EXCERTO:
Monday, July 03, 2006

Capítulo 1 (parte 7)

- A P.J. já vem a caminho para te levar à TIC - . Nada comentei, voltei a percorrer o pavilhão com a dita companheira e, ao longo do percurso pensava – que guarda tão ignorante … nem sabe falar português … à TIC …? Então se Tribunal é masculino …- .
Com o decorrer do tempo também verifiquei que o português, a gramática, a cultura geral são para esquecer ali por aquelas bandas. Ah! E nem vale a pena chamá-las a atenção sobre os vários pontapés que dão na gramática pois se for uma guarda tomam-nos de ponta imediatamente. Aconteceu-me a mim, claro!
Na cela tomei um duche rápido, vesti a roupa suja e enquanto esperava, as companheiras iam falando comigo, ora uma ora outra, - vai correr tudo bem ... – , - se Deus quiser vais dormir a casa - ... , - tens advogado? Não fales nada sem advogado ... – , - se tiveres o azar de voltar, não te esqueças que estamos cá para te apoiar ...-.
O meu nome soou estridentemente ao microfone e uma das companheiras levou-me outra vez pelo pavilhão até ao gradão de saída. Saída ...hall de entrada, por onde entram as entradas ... sempre a entrarem e sair ? Sair é milagre.
A guarda prisional abriu a porta, uma nesga suficiente para eu passar, e vi dois homens à minha espera (já os tinha visto). Cumprimentei, entrei no carro e seguimos. No caminho até Setúbal iam falando, ora um ora outro...- então , que raio de amigos arranjou ... – agora quando falar com o juiz o melhor é dizer a verdade senão a coisa está má ...,- vão lá estar os seus amiguinhos todos, não pode falar com eles ... e não deve, pode prejudicá-la (coitados, tão preocupados que estavam comigo ...)

O QUE PRODUZIR:
Transcreve, sem qualquer alteração, o trecho do excerto que começa em "A guarda prisional" e segue até "estavam comigo ...)".

(Listagens de coordenadas das caixas)
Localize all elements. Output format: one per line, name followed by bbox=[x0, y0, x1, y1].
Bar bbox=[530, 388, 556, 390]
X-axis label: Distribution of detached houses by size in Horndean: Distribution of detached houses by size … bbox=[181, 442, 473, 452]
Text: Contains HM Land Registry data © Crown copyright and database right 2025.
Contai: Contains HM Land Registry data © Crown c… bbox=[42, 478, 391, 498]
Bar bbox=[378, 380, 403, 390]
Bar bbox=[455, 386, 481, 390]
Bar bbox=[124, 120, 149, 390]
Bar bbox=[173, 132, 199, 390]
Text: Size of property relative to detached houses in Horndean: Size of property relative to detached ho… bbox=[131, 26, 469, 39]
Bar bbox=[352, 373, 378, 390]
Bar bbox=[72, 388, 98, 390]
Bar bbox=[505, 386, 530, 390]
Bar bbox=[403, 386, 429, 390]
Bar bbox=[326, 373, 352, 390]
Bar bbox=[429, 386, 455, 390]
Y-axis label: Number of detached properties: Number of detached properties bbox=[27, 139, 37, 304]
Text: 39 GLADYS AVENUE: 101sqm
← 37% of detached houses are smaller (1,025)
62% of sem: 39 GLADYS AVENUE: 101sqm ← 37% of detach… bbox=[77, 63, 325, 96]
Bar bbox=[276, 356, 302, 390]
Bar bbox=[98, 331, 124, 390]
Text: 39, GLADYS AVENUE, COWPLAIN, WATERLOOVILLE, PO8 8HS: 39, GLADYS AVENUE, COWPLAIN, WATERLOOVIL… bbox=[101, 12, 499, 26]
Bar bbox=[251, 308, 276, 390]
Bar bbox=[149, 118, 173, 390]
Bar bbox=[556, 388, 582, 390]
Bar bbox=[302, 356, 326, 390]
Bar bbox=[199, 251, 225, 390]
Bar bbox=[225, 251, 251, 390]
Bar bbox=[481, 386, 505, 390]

RESULTADO DO EXERCÍCIO:
A guarda prisional abriu a porta, uma nesga suficiente para eu passar, e vi dois homens à minha espera (já os tinha visto). Cumprimentei, entrei no carro e seguimos. No caminho até Setúbal iam falando, ora um ora outro...- então , que raio de amigos arranjou ... – agora quando falar com o juiz o melhor é dizer a verdade senão a coisa está má ...,- vão lá estar os seus amiguinhos todos, não pode falar com eles ... e não deve, pode prejudicá-la (coitados, tão preocupados que estavam comigo ...)